--- What you are asked to do ---
Lines holding the string "пятом" are the ones to copy; find them all in the data.
----
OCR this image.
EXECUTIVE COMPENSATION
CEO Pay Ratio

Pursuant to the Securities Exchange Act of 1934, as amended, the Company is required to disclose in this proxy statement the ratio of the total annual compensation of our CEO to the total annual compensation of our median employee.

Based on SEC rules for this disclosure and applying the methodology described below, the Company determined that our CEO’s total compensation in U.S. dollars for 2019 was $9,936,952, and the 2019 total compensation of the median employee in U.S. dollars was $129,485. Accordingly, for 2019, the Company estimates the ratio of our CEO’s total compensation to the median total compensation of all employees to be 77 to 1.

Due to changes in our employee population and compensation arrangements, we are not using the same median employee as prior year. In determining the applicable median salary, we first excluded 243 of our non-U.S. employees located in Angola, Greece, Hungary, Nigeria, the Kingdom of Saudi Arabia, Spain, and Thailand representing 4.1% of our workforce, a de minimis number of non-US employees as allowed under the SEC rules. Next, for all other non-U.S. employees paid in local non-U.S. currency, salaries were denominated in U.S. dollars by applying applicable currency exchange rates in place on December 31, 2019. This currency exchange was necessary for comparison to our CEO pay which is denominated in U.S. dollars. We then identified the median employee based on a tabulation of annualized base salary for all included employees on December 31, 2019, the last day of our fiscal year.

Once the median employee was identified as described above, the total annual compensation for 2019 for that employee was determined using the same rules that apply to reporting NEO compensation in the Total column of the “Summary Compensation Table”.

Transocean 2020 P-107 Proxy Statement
----
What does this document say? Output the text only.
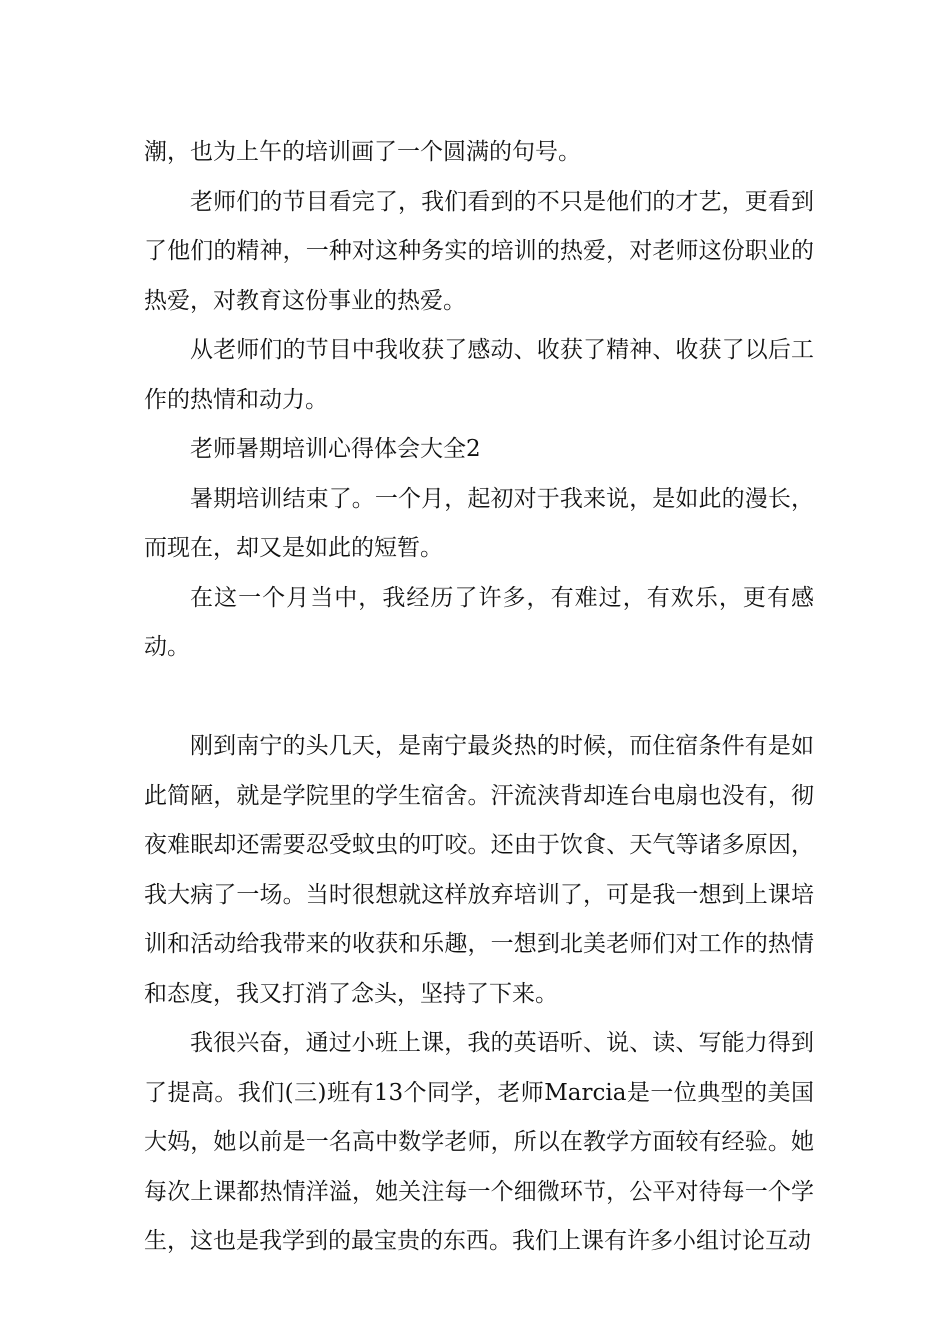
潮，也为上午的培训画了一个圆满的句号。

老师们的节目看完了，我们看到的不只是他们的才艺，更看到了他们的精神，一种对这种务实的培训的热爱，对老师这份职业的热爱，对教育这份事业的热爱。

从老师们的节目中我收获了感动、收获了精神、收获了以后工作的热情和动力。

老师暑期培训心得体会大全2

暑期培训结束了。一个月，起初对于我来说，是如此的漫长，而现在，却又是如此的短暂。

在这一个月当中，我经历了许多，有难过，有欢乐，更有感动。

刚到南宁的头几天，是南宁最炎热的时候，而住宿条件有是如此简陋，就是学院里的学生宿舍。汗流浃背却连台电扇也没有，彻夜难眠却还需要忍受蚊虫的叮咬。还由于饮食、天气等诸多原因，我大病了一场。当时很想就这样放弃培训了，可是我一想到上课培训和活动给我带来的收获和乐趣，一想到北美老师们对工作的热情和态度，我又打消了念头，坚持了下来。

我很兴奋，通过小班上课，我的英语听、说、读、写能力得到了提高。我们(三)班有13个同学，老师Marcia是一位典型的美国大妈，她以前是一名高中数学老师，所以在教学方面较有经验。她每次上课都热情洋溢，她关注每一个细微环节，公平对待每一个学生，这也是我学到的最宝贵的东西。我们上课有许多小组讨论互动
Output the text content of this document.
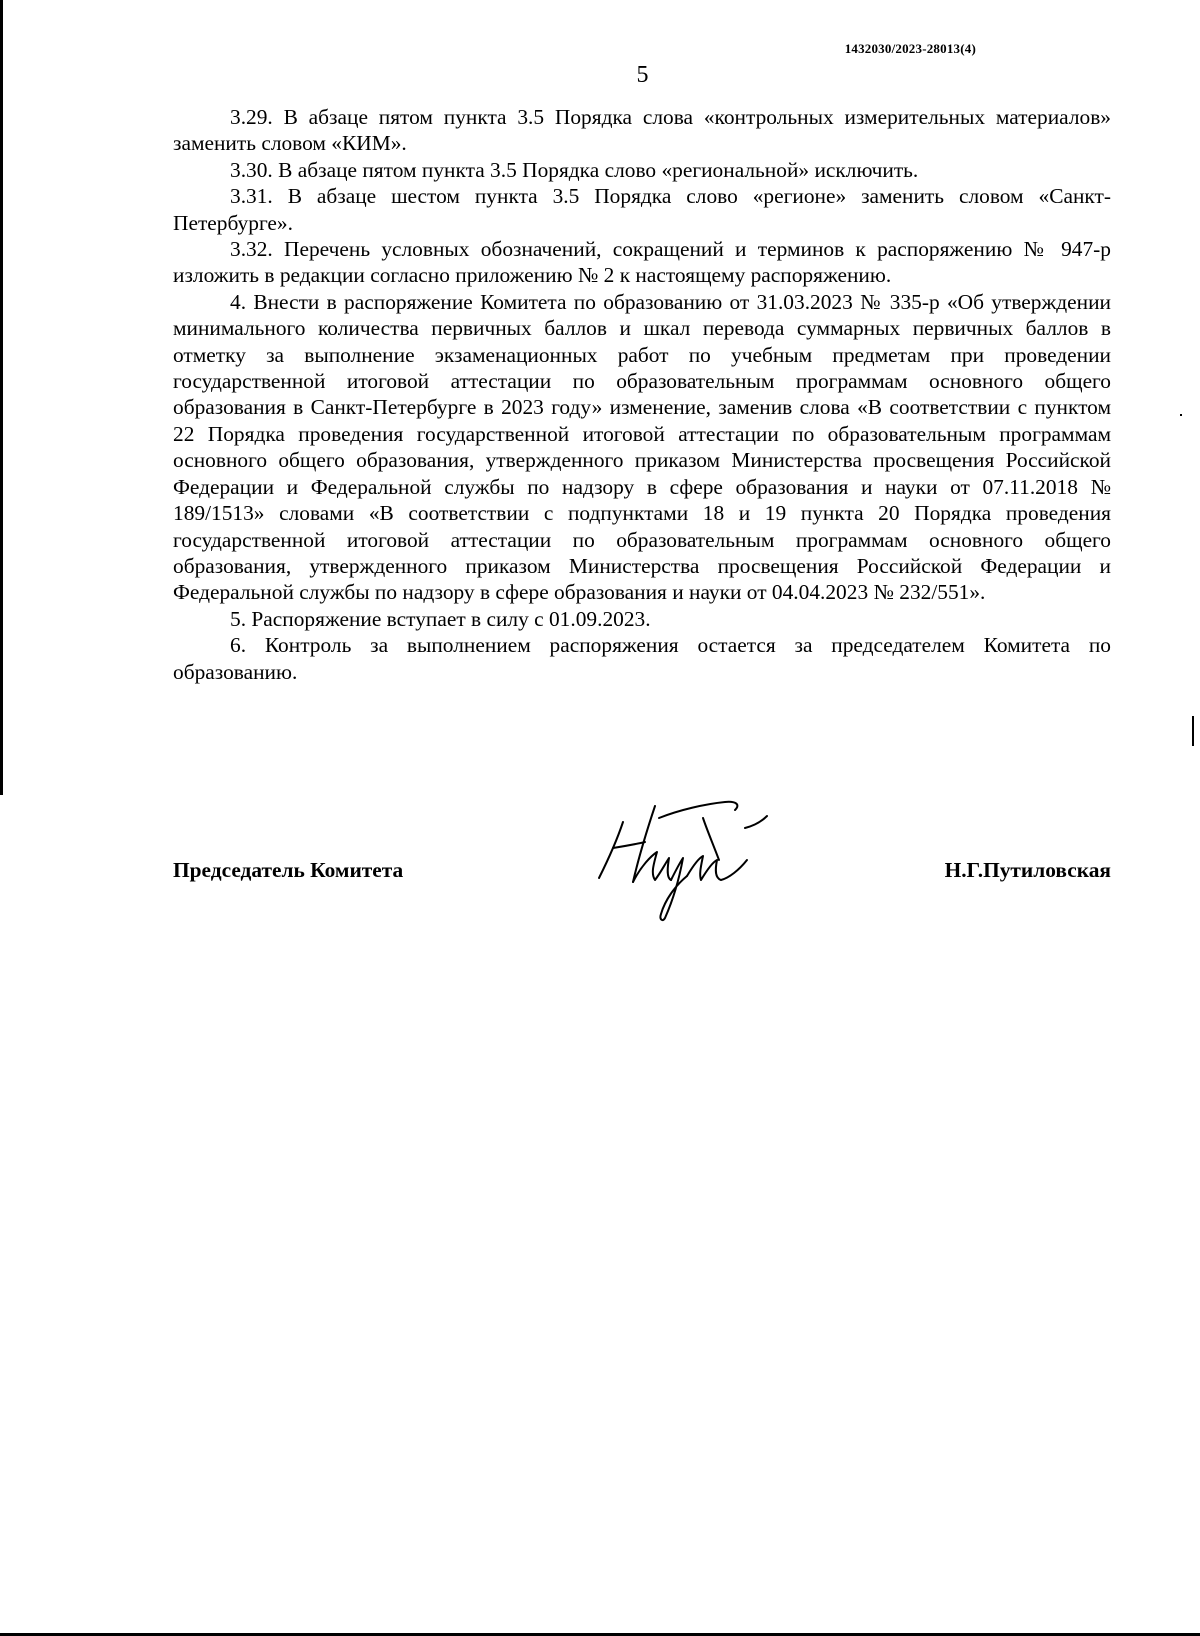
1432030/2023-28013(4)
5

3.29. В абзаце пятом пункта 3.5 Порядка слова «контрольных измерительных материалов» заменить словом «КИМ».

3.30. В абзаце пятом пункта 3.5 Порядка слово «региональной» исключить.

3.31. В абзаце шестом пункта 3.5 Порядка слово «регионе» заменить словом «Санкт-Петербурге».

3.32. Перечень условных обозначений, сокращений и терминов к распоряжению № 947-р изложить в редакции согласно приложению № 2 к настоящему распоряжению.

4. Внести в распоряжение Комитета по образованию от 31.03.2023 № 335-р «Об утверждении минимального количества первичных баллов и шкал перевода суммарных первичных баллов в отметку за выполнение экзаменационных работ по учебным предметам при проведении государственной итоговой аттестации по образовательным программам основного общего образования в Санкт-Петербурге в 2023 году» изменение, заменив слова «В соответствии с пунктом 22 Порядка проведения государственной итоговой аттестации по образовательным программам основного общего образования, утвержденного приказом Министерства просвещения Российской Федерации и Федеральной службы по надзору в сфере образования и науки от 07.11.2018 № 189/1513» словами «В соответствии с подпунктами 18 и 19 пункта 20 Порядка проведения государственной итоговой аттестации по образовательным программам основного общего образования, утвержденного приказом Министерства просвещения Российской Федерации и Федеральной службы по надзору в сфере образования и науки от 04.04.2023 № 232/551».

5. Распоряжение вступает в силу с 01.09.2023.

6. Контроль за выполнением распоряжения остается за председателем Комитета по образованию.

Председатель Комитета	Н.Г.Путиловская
----
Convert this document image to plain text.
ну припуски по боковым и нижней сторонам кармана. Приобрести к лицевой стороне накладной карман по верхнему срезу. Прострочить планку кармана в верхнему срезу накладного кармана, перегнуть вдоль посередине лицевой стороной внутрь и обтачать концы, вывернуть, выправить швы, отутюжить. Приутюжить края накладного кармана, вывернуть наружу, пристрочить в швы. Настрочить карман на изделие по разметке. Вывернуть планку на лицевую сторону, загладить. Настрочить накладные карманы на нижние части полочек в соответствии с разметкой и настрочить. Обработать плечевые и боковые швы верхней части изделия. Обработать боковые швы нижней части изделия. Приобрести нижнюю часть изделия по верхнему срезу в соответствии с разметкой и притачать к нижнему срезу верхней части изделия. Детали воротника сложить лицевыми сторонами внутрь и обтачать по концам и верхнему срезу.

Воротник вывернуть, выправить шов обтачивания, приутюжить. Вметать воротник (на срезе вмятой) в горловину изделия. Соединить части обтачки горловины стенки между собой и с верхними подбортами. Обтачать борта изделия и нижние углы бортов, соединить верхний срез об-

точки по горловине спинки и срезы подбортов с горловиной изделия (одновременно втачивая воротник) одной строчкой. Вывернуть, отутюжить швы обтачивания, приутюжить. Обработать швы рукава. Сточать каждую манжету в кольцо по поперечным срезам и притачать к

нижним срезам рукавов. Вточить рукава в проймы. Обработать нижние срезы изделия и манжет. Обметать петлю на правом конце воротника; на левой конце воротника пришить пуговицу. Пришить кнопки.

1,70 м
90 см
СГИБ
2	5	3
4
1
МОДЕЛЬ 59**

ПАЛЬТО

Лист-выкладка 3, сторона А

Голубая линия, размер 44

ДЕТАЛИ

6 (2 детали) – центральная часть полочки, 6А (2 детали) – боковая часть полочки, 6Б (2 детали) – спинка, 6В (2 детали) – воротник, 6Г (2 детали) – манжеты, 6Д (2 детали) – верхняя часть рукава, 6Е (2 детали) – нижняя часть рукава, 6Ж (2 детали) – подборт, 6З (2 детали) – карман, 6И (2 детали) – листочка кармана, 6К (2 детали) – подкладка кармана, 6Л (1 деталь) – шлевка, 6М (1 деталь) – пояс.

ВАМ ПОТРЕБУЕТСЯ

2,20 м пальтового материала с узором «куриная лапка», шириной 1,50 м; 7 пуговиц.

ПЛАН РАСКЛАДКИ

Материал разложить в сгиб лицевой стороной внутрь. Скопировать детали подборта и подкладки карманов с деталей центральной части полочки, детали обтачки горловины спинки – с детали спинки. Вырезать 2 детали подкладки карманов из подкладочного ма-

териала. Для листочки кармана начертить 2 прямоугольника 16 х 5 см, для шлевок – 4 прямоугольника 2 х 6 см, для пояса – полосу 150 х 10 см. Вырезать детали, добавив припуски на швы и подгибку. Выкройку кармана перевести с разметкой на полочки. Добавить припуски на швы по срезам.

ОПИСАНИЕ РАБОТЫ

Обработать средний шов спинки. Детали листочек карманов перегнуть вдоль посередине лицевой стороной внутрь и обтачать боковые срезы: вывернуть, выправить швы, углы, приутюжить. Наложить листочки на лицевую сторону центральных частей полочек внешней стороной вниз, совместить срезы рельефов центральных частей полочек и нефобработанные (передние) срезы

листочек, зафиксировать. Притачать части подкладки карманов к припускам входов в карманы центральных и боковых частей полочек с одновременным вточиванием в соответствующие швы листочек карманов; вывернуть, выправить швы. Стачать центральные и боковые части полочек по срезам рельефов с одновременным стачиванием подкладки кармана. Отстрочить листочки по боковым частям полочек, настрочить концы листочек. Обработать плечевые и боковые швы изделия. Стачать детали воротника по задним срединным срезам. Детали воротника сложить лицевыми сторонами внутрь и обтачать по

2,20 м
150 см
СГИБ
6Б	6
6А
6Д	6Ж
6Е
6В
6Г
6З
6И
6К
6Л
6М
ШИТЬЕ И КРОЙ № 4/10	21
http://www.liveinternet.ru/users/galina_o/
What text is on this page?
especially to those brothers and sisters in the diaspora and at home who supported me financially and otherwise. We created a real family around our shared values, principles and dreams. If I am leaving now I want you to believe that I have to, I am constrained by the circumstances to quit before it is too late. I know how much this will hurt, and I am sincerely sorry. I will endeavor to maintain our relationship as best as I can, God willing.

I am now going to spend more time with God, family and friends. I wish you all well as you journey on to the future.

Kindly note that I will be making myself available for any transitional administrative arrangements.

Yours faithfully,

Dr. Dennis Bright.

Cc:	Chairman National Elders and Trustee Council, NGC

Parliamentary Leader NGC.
----
--- Exercise answer ---
3.29. В абзаце пятом пункта 3.5 Порядка слова «контрольных измерительных материалов» заменить словом «КИМ».
3.30. В абзаце пятом пункта 3.5 Порядка слово «региональной» исключить.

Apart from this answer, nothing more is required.